Na outra ponta, alunos desmotivados deixaram de ter a produtividade de antes, isto ao tratar-se daqueles privilegiados que possuem acesso à internet e a um dispositivo móvel ou computador. As desigualdades sociais e econômicas ficaram muito mais evidentes com a pandemia, alunos de instituições públicas em sua maioria não têm acesso a equipamentos e tecnologias que permitem o acompanhamento das aulas online, e muitas escolas públicas não conseguiram ofertar este tipo de aula.
Muitos estudantes não têm condições de assistir às aulas pela falta de equipamento ou de acesso à Internet, por não ter um espaço em sua casa ou por estarem preocupados com o adoecimento de pessoas na sua família, porque os familiares dos mais pobres não puderam parar de trabalhar. Diversos fatores levam a não ter condições de acompanhar as aulas. (ADUSP, 2020)
Os impactos sociais que envolvem a sistemática de ensino talvez não sejam tão claros ainda, uma vez que a pandemia ainda está latente e sem previsão de encerramento, as aulas online seguem acontecendo e o cenário desenhado pelas desigualdades segue posto e em franco desdobramento. Sem perspectivas de melhora, alunos e professores seguem sem rumo no desconhecido e impalpável futuro educacional do país.
Vemos assim, que quando se trata dos efeitos causados pelo covid-19 a população de baixa renda, seja na cidade, no trabalho ou nos estudos sofrem muito mais com essas adaptações por não possuírem condições ou por não terem os meios que facilitam a nova forma de vida humana. Restando apenas a resiliente expectativa de sobreviver a todos esses efeitos sociais.
REFERÊNCIAS BIBLIOGRÁFICAS:
ADUSP. Falta de condições de acompanhar as aulas online força estudantes a desistirem de disciplinas e prejudica os mais pobres. Associação dos Docentes da Universidade de São Paulo, [S. l.], p. 1-4, 28 abr. 2020. Disponível em: https://www.adusp.org.br/index.php/defesauniv/3649-falta-de-condicoes-de-acompanhar-as-aulas-online-forca-estudantes-a-desistirem-de-disciplinas-e-prejudica-os-mais-pobres. Acesso em 11 set. 2020.
BERG, Rogier van den. Planejamento urbano e epidemias: os efeitos da Covid-19 na gestão urbana. WRI Brasil. Disponível em: <https://wribrasil.org.br/pt/blog/2020/04/planejamento-urbano-e-epidemias-os-efeitos-da-covid-19-na-gestao-urbana#:~:text=A%20implementa%C3%A7%C3%A3o%20de%20ferrovias%20teve,espraiados%2C%20criando%20vastas%20%C3%A1reas%20urbanas.&text=A%20epidemia%20da%20Covid%2D19,forma%20significativa%20a%20vida%20urbana>. Acesso em 12 de set. 2020.

(Dados de segmentação de página)
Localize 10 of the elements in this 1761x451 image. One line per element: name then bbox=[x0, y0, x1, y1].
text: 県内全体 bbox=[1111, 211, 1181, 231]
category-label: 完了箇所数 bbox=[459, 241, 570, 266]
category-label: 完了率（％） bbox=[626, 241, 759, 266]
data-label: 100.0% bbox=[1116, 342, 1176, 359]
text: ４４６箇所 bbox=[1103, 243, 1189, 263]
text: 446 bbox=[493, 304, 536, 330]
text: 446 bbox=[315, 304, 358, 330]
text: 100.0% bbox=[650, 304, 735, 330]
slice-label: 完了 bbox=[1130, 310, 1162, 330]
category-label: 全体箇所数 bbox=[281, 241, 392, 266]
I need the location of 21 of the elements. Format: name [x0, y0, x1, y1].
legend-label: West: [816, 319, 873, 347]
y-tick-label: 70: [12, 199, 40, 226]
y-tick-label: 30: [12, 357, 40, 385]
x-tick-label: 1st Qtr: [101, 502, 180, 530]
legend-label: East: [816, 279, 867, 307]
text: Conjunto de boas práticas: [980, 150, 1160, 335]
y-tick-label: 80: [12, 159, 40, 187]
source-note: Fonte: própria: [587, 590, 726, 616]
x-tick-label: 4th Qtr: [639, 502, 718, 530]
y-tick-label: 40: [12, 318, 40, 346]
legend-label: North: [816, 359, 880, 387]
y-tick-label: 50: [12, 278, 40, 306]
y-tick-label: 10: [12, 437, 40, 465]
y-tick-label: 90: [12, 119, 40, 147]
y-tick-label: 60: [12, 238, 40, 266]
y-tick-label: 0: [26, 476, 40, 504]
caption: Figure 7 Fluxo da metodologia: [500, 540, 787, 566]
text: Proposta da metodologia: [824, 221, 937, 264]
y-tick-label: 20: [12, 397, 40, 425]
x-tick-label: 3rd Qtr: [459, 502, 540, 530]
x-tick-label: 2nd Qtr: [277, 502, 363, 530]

Tarefa 1
Segundo o trecho citado sobre os efeitos da pandemia, por que os impactos sociais do ensino talvez ainda não estejam tão claros? Responda em uma a três frases.
Tarefa 2
Por favor, escreva o que vem a seguir no trecho citado sobre os efeitos da pandemia, a partir do ponto em que ele termina.

Resposta da tarefa 1
Porque a pandemia ainda está latente e sem previsão de encerramento. Além disso, as aulas online seguem acontecendo, e o cenário desenhado pelas desigualdades segue posto e em franco desdobramento.

Resposta da tarefa 2
CONSELHO DE ARQUITETURA E URBANISMO DO BRASIL. Arquitetos fazem ‘cartilha’ para colaborar na redução da disseminação do coronavírus. CAUBR. Disponível em: <https://caubr.gov.br/arquitetos-fazem-cartilha-para-colaborar-na-reducao-da-disseminacao-do-coronavirus/> Acesso em 11 set.2020.
DEPINÉ, Ágatha. Resiliência urbana e o impacto da Covid-19 nas cidades. VIA – Estação conhecimento. Disponível em: <https://via.ufsc.br/resiliencia-urbana-covid-19/>. Acesso em 12 de set. 2020.
OLIVEIRA, Sandro B. DESIGUALDADES URBANAS NA PANDEMIA. Impactos da Covid-19 nas periferias. Le Monde Diplomatique Brasil. Disponível em: <https://diplomatique.org.br/impactos-da-covid-19-nas-periferias/>. Acesso em 12 de set. 2020.
SALAS, Paula. Ansiedade, medo e exaustão: como a quarentena está abalando a saúde mental dos educadores. Nova Escola, [S. l.], p. 1-18, 1 jul. 2020. Disponível em: https://novaescola.org.br/conteudo/19401/ansiedade-medo-e-exaustao-como-a-quarentena-esta-abalando-a-saude-mental-dos-educadores. Acesso em 11 set. 2020.
UOL. Home office deve crescer 30% no país após coronavírus, diz professor da FGV. Disponível em: <https://economia.uol.com.br/empregos-e-carreiras/noticias/redacao/2020/04/06/home-office-coronavirus.htm> Acesso em 11 set. 2020.
O grupo foi hábil em escolher apenas autores que publicaram em 2020. Parece uma obviedade, mas certamente foi uma decisão deliberada. Algo notável.